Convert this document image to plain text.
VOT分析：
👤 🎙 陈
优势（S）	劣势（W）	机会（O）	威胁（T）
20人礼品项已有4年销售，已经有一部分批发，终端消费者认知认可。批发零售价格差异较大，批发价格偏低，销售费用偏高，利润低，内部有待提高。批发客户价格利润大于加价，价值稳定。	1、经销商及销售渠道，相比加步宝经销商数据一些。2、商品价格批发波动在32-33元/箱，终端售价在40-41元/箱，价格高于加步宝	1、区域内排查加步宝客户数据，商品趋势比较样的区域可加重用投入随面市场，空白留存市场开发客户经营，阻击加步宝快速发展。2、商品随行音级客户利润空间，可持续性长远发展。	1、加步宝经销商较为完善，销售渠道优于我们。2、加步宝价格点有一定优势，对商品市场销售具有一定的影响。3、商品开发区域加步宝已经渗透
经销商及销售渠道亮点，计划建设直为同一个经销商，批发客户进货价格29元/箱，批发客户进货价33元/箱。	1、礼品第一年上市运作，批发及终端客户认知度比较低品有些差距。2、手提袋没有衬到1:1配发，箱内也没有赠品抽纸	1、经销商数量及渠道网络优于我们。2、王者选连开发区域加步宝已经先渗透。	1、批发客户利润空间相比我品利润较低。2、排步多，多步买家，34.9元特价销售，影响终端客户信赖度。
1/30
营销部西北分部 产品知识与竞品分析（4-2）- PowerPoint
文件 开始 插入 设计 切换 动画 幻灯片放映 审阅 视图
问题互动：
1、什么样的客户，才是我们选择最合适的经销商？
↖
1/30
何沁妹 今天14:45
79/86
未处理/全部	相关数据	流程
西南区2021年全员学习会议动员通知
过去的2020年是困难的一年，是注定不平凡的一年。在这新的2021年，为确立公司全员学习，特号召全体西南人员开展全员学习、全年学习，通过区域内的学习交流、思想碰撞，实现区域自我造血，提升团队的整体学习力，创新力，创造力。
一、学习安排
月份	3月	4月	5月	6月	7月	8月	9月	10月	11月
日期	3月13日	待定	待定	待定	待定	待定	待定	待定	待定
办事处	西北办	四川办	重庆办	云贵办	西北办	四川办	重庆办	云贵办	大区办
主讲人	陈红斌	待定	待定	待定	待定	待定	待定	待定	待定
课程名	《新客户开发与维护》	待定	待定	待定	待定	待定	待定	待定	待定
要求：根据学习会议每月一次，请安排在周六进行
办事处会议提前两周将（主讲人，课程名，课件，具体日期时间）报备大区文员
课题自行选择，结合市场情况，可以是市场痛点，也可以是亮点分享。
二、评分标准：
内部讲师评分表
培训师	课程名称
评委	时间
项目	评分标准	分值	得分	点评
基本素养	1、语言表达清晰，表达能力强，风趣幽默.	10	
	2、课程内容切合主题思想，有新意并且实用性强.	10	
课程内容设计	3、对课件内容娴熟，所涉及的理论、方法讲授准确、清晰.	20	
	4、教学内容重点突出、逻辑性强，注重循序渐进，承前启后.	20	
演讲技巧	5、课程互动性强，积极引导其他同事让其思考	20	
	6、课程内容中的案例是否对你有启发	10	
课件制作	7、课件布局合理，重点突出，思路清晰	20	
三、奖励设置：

What is needed: Each line above must be reproduced exactly as it stands.

Correct response:
Convert this document image to plain text.
VOT分析：
👤 🎙 陈
优势（S）	劣势（W）	机会（O）	威胁（T）
20人礼品项已有4年销售，已经有一部分批发，终端消费者认知认可。批发零售价格差异较大，批发价格偏低，销售费用偏高，利润低，内部有待提高。批发客户价格利润大于加价，价值稳定。	1、经销商及销售渠道，相比加步宝经销商数据一些。2、商品价格批发波动在32-33元/箱，终端售价在40-41元/箱，价格高于加步宝	1、区域内排查加步宝客户数据，商品趋势比较样的区域可加重用投入随面市场，空白留存市场开发客户经营，阻击加步宝快速发展。2、商品随行音级客户利润空间，可持续性长远发展。	1、加步宝经销商较为完善，销售渠道优于我们。2、加步宝价格点有一定优势，对商品市场销售具有一定的影响。3、商品开发区域加步宝已经渗透
经销商及销售渠道亮点，计划建设直为同一个经销商，批发客户进货价格29元/箱，批发客户进货价33元/箱。	1、礼品第一年上市运作，批发及终端客户认知度比较低品有些差距。2、手提袋没有衬到1:1配发，箱内也没有赠品抽纸	1、经销商数量及渠道网络优于我们。2、王者选连开发区域加步宝已经先渗透。	1、批发客户利润空间相比我品利润较低。2、排步多，多步买家，34.9元特价销售，影响终端客户信赖度。
1/30
营销部西北分部 产品知识与竞品分析（4-2）- PowerPoint
文件 开始 插入 设计 切换 动画 幻灯片放映 审阅 视图
问题互动：
1、什么样的客户，才是我们选择最合适的经销商？
↖
1/30
何沁妹 今天14:45
79/86
未处理/全部	相关数据	流程
西南区2021年全员学习会议动员通知
过去的2020年是困难的一年，是注定不平凡的一年。在这新的2021年，为确立公司全员学习，特号召全体西南人员开展全员学习、全年学习，通过区域内的学习交流、思想碰撞，实现区域自我造血，提升团队的整体学习力，创新力，创造力。
一、学习安排
月份	3月	4月	5月	6月	7月	8月	9月	10月	11月
日期	3月13日	待定	待定	待定	待定	待定	待定	待定	待定
办事处	西北办	四川办	重庆办	云贵办	西北办	四川办	重庆办	云贵办	大区办
主讲人	陈红斌	待定	待定	待定	待定	待定	待定	待定	待定
课程名	《新客户开发与维护》	待定	待定	待定	待定	待定	待定	待定	待定
要求：根据学习会议每月一次，请安排在周六进行
办事处会议提前两周将（主讲人，课程名，课件，具体日期时间）报备大区文员
课题自行选择，结合市场情况，可以是市场痛点，也可以是亮点分享。
二、评分标准：
内部讲师评分表
培训师	课程名称
评委	时间
项目	评分标准	分值	得分	点评
基本素养	1、语言表达清晰，表达能力强，风趣幽默.	10	
	2、课程内容切合主题思想，有新意并且实用性强.	10	
课程内容设计	3、对课件内容娴熟，所涉及的理论、方法讲授准确、清晰.	20	
	4、教学内容重点突出、逻辑性强，注重循序渐进，承前启后.	20	
演讲技巧	5、课程互动性强，积极引导其他同事让其思考	20	
	6、课程内容中的案例是否对你有启发	10	
课件制作	7、课件布局合理，重点突出，思路清晰	20	
三、奖励设置：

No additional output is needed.